:: Dataset content ::
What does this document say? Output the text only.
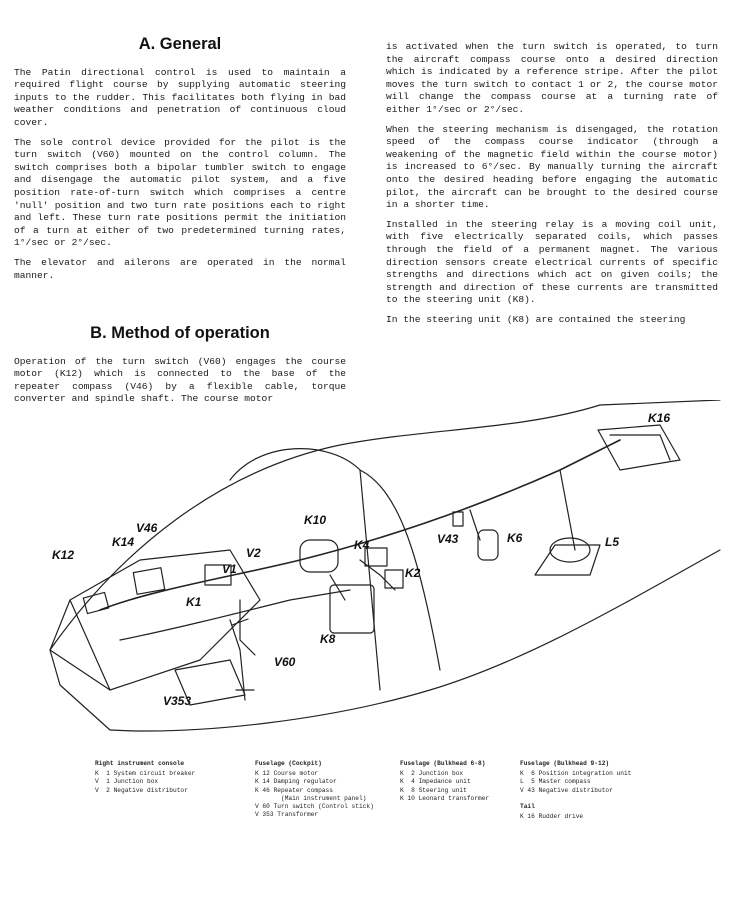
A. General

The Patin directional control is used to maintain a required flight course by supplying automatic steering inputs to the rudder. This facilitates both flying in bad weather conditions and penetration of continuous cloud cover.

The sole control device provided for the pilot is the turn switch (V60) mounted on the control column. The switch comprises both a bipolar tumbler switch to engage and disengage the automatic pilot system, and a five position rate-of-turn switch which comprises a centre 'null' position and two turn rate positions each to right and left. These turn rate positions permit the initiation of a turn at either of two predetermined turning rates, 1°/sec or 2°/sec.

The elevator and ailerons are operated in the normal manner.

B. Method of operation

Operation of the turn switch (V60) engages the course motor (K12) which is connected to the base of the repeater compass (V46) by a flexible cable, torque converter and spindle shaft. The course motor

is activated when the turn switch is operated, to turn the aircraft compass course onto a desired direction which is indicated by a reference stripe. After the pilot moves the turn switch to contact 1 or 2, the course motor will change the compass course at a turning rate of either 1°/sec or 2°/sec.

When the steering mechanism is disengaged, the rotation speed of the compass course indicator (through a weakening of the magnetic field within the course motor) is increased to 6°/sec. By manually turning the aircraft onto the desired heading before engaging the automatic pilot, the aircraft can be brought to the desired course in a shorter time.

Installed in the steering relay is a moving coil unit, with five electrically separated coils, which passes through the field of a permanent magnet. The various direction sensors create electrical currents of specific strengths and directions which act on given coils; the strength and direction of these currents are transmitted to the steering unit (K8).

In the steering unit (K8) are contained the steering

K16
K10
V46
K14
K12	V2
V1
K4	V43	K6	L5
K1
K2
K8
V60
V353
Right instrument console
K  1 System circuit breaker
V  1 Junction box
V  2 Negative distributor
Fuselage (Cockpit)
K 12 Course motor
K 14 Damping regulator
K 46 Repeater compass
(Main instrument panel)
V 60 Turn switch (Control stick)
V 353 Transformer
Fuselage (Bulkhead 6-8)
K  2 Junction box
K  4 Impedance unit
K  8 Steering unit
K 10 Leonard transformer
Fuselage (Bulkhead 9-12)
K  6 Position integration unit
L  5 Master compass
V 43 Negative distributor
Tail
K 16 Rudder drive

:: Aim ::
Every line containing the string "both" must be listed.

:: Exercise solution ::
The Patin directional control is used to maintain a required flight course by supplying automatic steering inputs to the rudder. This facilitates both flying in bad weather conditions and penetration of continuous cloud cover.
The sole control device provided for the pilot is the turn switch (V60) mounted on the control column. The switch comprises both a bipolar tumbler switch to engage and disengage the automatic pilot system, and a five position rate-of-turn switch which comprises a centre 'null' position and two turn rate positions each to right and left. These turn rate positions permit the initiation of a turn at either of two predetermined turning rates, 1°/sec or 2°/sec.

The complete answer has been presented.